──────── Available records

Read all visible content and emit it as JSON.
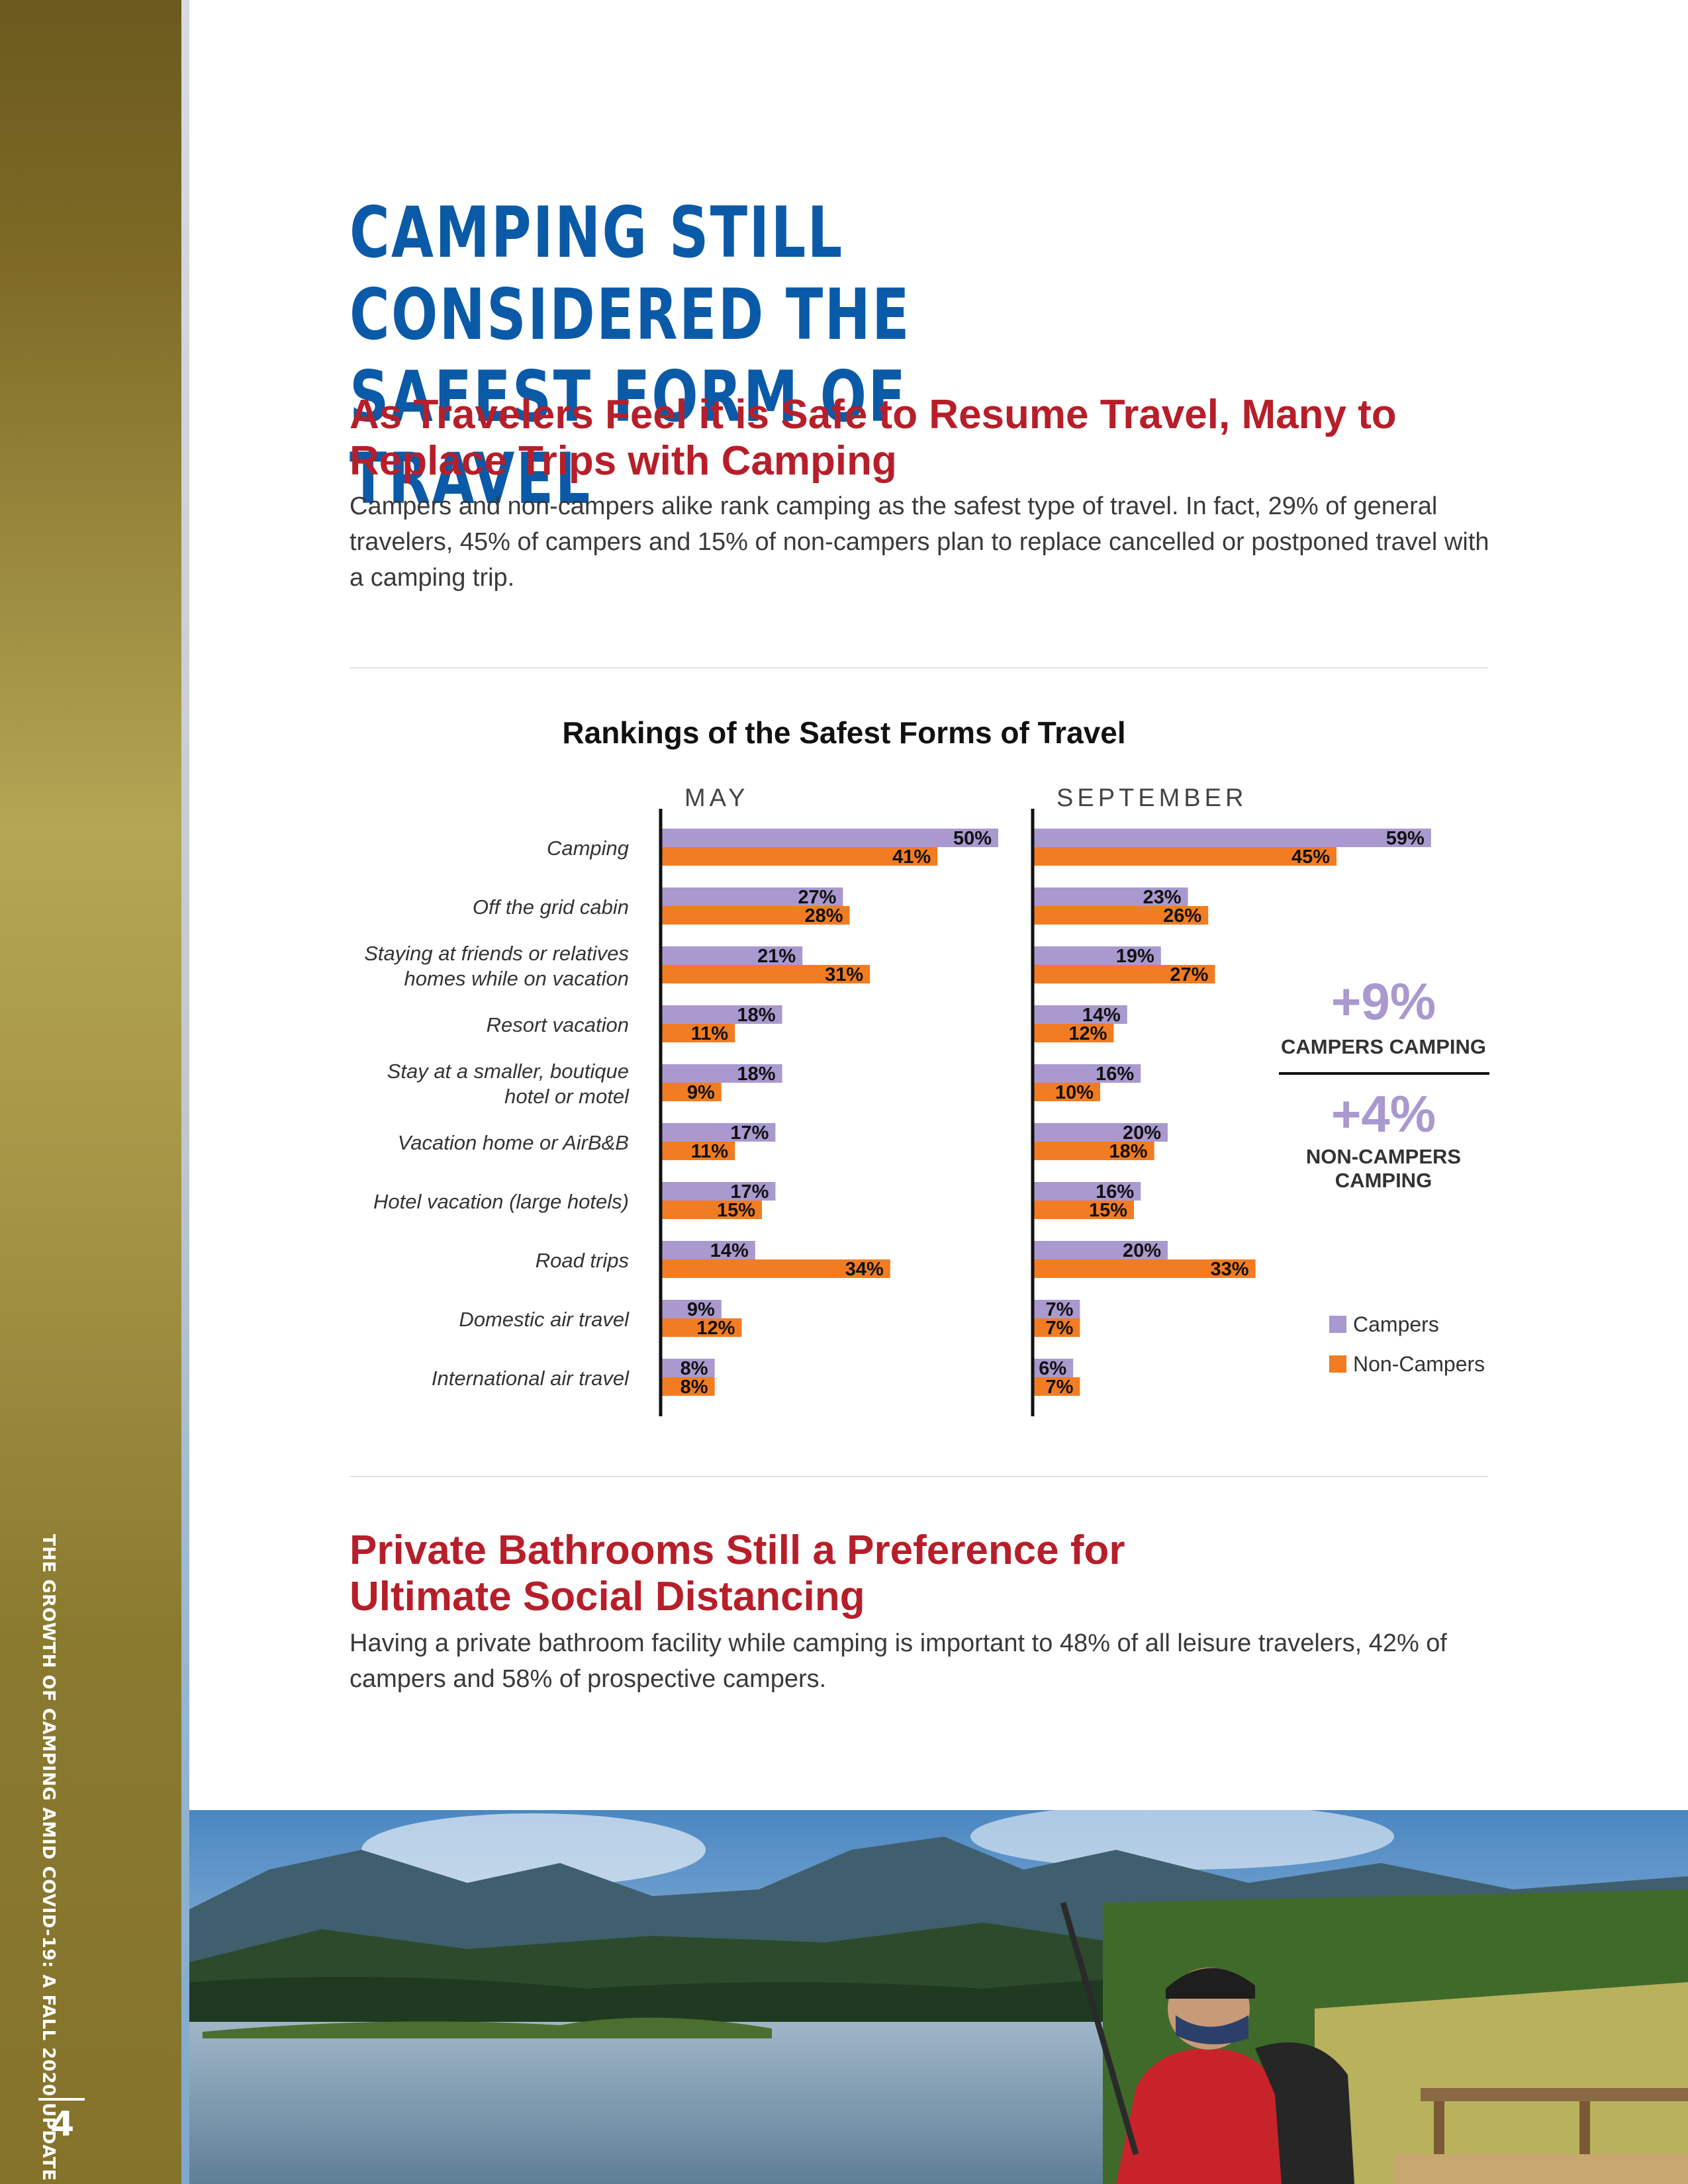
{
  "sidebar": {
    "running_title": "THE GROWTH OF CAMPING AMID COVID-19: A FALL 2020 UPDATE",
    "page_number": "4"
  },
  "page": {
    "title": "CAMPING STILL CONSIDERED THE SAFEST FORM OF TRAVEL",
    "section1": {
      "heading": "As Travelers Feel it is Safe to Resume Travel, Many to Replace Trips with Camping",
      "body": "Campers and non-campers alike rank camping as the safest type of travel. In fact, 29% of general travelers, 45% of campers and 15% of non-campers plan to replace cancelled or postponed travel with a camping trip."
    },
    "section2": {
      "heading": "Private Bathrooms Still a Preference for Ultimate Social Distancing",
      "body": "Having a private bathroom facility while camping is important to 48% of all leisure travelers, 42% of campers and 58% of prospective campers."
    }
  },
  "colors": {
    "title_blue": "#0a5aa8",
    "heading_red": "#b61f2a",
    "campers": "#a999cf",
    "non_campers": "#f27c22",
    "callout": "#a999cf"
  },
  "chart_data": {
    "type": "bar",
    "orientation": "horizontal",
    "title": "Rankings of the Safest Forms of Travel",
    "categories": [
      [
        "Camping"
      ],
      [
        "Off the grid cabin"
      ],
      [
        "Staying at friends or relatives",
        "homes while on vacation"
      ],
      [
        "Resort vacation"
      ],
      [
        "Stay at a smaller, boutique",
        "hotel or motel"
      ],
      [
        "Vacation home or AirB&B"
      ],
      [
        "Hotel vacation (large hotels)"
      ],
      [
        "Road trips"
      ],
      [
        "Domestic air travel"
      ],
      [
        "International air travel"
      ]
    ],
    "panels": [
      {
        "label": "MAY",
        "series": [
          {
            "name": "Campers",
            "values": [
              50,
              27,
              21,
              18,
              18,
              17,
              17,
              14,
              9,
              8
            ]
          },
          {
            "name": "Non-Campers",
            "values": [
              41,
              28,
              31,
              11,
              9,
              11,
              15,
              34,
              12,
              8
            ]
          }
        ]
      },
      {
        "label": "SEPTEMBER",
        "series": [
          {
            "name": "Campers",
            "values": [
              59,
              23,
              19,
              14,
              16,
              20,
              16,
              20,
              7,
              6
            ]
          },
          {
            "name": "Non-Campers",
            "values": [
              45,
              26,
              27,
              12,
              10,
              18,
              15,
              33,
              7,
              7
            ]
          }
        ]
      }
    ],
    "value_suffix": "%",
    "legend": [
      "Campers",
      "Non-Campers"
    ],
    "legend_position": "bottom-right",
    "callouts": [
      {
        "value": "+9%",
        "lines": [
          "CAMPERS CAMPING"
        ]
      },
      {
        "value": "+4%",
        "lines": [
          "NON-CAMPERS",
          "CAMPING"
        ]
      }
    ]
  }
}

────────────────

### Prompt
Omit every picture while copying the listing above exactly.

### Correct answer
Read all visible content and emit it as JSON.
{
  "sidebar": {
    "running_title": "THE GROWTH OF CAMPING AMID COVID-19: A FALL 2020 UPDATE",
    "page_number": "4"
  },
  "page": {
    "title": "CAMPING STILL CONSIDERED THE SAFEST FORM OF TRAVEL",
    "section1": {
      "heading": "As Travelers Feel it is Safe to Resume Travel, Many to Replace Trips with Camping",
      "body": "Campers and non-campers alike rank camping as the safest type of travel. In fact, 29% of general travelers, 45% of campers and 15% of non-campers plan to replace cancelled or postponed travel with a camping trip."
    },
    "section2": {
      "heading": "Private Bathrooms Still a Preference for Ultimate Social Distancing",
      "body": "Having a private bathroom facility while camping is important to 48% of all leisure travelers, 42% of campers and 58% of prospective campers."
    }
  },
  "colors": {
    "title_blue": "#0a5aa8",
    "heading_red": "#b61f2a",
    "campers": "#a999cf",
    "non_campers": "#f27c22",
    "callout": "#a999cf"
  },
  "chart_data": {
    "type": "bar",
    "orientation": "horizontal",
    "title": "Rankings of the Safest Forms of Travel",
    "categories": [
      [
        "Camping"
      ],
      [
        "Off the grid cabin"
      ],
      [
        "Staying at friends or relatives",
        "homes while on vacation"
      ],
      [
        "Resort vacation"
      ],
      [
        "Stay at a smaller, boutique",
        "hotel or motel"
      ],
      [
        "Vacation home or AirB&B"
      ],
      [
        "Hotel vacation (large hotels)"
      ],
      [
        "Road trips"
      ],
      [
        "Domestic air travel"
      ],
      [
        "International air travel"
      ]
    ],
    "panels": [
      {
        "label": "MAY",
        "series": [
          {
            "name": "Campers",
            "values": [
              50,
              27,
              21,
              18,
              18,
              17,
              17,
              14,
              9,
              8
            ]
          },
          {
            "name": "Non-Campers",
            "values": [
              41,
              28,
              31,
              11,
              9,
              11,
              15,
              34,
              12,
              8
            ]
          }
        ]
      },
      {
        "label": "SEPTEMBER",
        "series": [
          {
            "name": "Campers",
            "values": [
              59,
              23,
              19,
              14,
              16,
              20,
              16,
              20,
              7,
              6
            ]
          },
          {
            "name": "Non-Campers",
            "values": [
              45,
              26,
              27,
              12,
              10,
              18,
              15,
              33,
              7,
              7
            ]
          }
        ]
      }
    ],
    "value_suffix": "%",
    "legend": [
      "Campers",
      "Non-Campers"
    ],
    "legend_position": "bottom-right",
    "callouts": [
      {
        "value": "+9%",
        "lines": [
          "CAMPERS CAMPING"
        ]
      },
      {
        "value": "+4%",
        "lines": [
          "NON-CAMPERS",
          "CAMPING"
        ]
      }
    ]
  }
}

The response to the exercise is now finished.